EXERCISE DETAILS
The listing below should be printed exactly, every line of it. Skip the pictures.

[MATERIAL FOR THIS TASK Boundary: Start]

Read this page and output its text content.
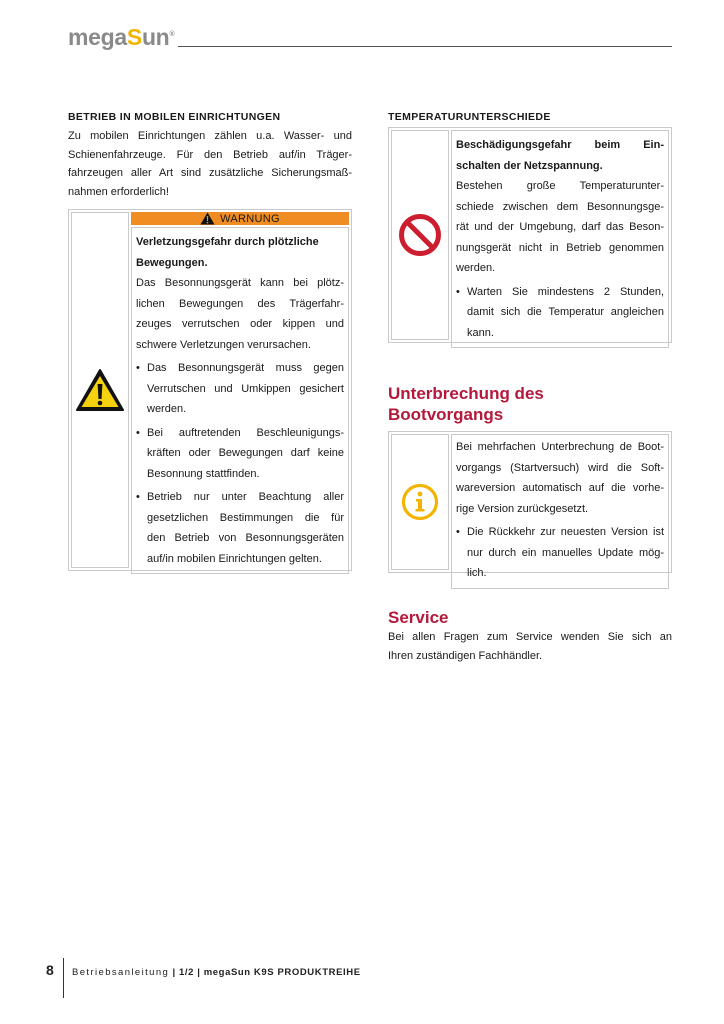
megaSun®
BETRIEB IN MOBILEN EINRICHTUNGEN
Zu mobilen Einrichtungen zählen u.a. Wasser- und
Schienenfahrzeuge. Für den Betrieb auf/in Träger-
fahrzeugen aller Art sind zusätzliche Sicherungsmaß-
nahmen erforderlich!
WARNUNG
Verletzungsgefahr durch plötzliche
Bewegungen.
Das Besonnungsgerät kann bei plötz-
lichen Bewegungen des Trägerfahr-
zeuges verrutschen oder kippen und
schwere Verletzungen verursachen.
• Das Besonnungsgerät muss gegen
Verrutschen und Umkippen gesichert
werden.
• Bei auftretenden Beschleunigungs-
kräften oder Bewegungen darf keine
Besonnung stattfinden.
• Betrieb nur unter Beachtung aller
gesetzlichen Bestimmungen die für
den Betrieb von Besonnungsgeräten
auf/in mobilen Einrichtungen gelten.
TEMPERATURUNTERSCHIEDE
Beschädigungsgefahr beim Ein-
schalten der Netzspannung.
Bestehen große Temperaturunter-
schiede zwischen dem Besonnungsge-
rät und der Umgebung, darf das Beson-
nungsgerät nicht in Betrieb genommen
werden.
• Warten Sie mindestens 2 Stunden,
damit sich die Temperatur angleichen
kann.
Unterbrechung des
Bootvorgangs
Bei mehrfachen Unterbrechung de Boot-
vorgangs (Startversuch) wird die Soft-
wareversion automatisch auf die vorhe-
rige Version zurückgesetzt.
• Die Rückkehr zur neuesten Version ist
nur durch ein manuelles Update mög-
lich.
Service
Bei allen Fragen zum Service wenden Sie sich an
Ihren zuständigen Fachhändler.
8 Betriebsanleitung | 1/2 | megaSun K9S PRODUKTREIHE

[MATERIAL FOR THIS TASK Boundary: End]

PROBLEM SOLUTION
Read this page and output its text content.
megaSun®
BETRIEB IN MOBILEN EINRICHTUNGEN
Zu mobilen Einrichtungen zählen u.a. Wasser- und
Schienenfahrzeuge. Für den Betrieb auf/in Träger-
fahrzeugen aller Art sind zusätzliche Sicherungsmaß-
nahmen erforderlich!
WARNUNG
Verletzungsgefahr durch plötzliche
Bewegungen.
Das Besonnungsgerät kann bei plötz-
lichen Bewegungen des Trägerfahr-
zeuges verrutschen oder kippen und
schwere Verletzungen verursachen.
• Das Besonnungsgerät muss gegen
Verrutschen und Umkippen gesichert
werden.
• Bei auftretenden Beschleunigungs-
kräften oder Bewegungen darf keine
Besonnung stattfinden.
• Betrieb nur unter Beachtung aller
gesetzlichen Bestimmungen die für
den Betrieb von Besonnungsgeräten
auf/in mobilen Einrichtungen gelten.
TEMPERATURUNTERSCHIEDE
Beschädigungsgefahr beim Ein-
schalten der Netzspannung.
Bestehen große Temperaturunter-
schiede zwischen dem Besonnungsge-
rät und der Umgebung, darf das Beson-
nungsgerät nicht in Betrieb genommen
werden.
• Warten Sie mindestens 2 Stunden,
damit sich die Temperatur angleichen
kann.
Unterbrechung des
Bootvorgangs
Bei mehrfachen Unterbrechung de Boot-
vorgangs (Startversuch) wird die Soft-
wareversion automatisch auf die vorhe-
rige Version zurückgesetzt.
• Die Rückkehr zur neuesten Version ist
nur durch ein manuelles Update mög-
lich.
Service
Bei allen Fragen zum Service wenden Sie sich an
Ihren zuständigen Fachhändler.
8 Betriebsanleitung | 1/2 | megaSun K9S PRODUKTREIHE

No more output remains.